| Exercise task |
Repeat the material exactly as it appears.

[Saved data entries]
# # # #

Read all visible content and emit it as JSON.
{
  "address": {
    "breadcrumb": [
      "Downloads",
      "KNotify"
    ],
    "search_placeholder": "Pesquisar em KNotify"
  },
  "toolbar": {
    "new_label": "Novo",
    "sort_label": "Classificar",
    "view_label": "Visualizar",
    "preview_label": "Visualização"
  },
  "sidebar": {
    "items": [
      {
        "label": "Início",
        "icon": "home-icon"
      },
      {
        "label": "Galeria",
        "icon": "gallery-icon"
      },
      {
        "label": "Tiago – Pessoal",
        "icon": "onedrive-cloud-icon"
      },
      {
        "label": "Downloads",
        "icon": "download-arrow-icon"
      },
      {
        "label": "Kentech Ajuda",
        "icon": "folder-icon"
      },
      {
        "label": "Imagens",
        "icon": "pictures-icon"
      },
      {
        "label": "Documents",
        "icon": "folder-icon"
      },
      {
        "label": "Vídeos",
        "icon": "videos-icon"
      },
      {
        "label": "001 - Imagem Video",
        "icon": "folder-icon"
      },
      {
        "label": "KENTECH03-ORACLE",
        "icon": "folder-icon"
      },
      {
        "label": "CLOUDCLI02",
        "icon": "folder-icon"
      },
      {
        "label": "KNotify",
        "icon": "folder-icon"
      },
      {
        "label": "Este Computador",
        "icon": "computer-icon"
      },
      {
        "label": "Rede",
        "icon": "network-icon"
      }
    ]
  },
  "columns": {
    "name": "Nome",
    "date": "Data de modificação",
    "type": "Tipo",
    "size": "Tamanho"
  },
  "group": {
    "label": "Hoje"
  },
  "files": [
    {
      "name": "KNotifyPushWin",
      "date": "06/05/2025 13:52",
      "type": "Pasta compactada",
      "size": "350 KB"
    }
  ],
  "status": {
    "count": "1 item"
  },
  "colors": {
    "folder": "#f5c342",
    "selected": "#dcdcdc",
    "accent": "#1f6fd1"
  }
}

# # # #

| Response |
Read all visible content and emit it as JSON.
{
  "address": {
    "breadcrumb": [
      "Downloads",
      "KNotify"
    ],
    "search_placeholder": "Pesquisar em KNotify"
  },
  "toolbar": {
    "new_label": "Novo",
    "sort_label": "Classificar",
    "view_label": "Visualizar",
    "preview_label": "Visualização"
  },
  "sidebar": {
    "items": [
      {
        "label": "Início",
        "icon": "home-icon"
      },
      {
        "label": "Galeria",
        "icon": "gallery-icon"
      },
      {
        "label": "Tiago – Pessoal",
        "icon": "onedrive-cloud-icon"
      },
      {
        "label": "Downloads",
        "icon": "download-arrow-icon"
      },
      {
        "label": "Kentech Ajuda",
        "icon": "folder-icon"
      },
      {
        "label": "Imagens",
        "icon": "pictures-icon"
      },
      {
        "label": "Documents",
        "icon": "folder-icon"
      },
      {
        "label": "Vídeos",
        "icon": "videos-icon"
      },
      {
        "label": "001 - Imagem Video",
        "icon": "folder-icon"
      },
      {
        "label": "KENTECH03-ORACLE",
        "icon": "folder-icon"
      },
      {
        "label": "CLOUDCLI02",
        "icon": "folder-icon"
      },
      {
        "label": "KNotify",
        "icon": "folder-icon"
      },
      {
        "label": "Este Computador",
        "icon": "computer-icon"
      },
      {
        "label": "Rede",
        "icon": "network-icon"
      }
    ]
  },
  "columns": {
    "name": "Nome",
    "date": "Data de modificação",
    "type": "Tipo",
    "size": "Tamanho"
  },
  "group": {
    "label": "Hoje"
  },
  "files": [
    {
      "name": "KNotifyPushWin",
      "date": "06/05/2025 13:52",
      "type": "Pasta compactada",
      "size": "350 KB"
    }
  ],
  "status": {
    "count": "1 item"
  },
  "colors": {
    "folder": "#f5c342",
    "selected": "#dcdcdc",
    "accent": "#1f6fd1"
  }
}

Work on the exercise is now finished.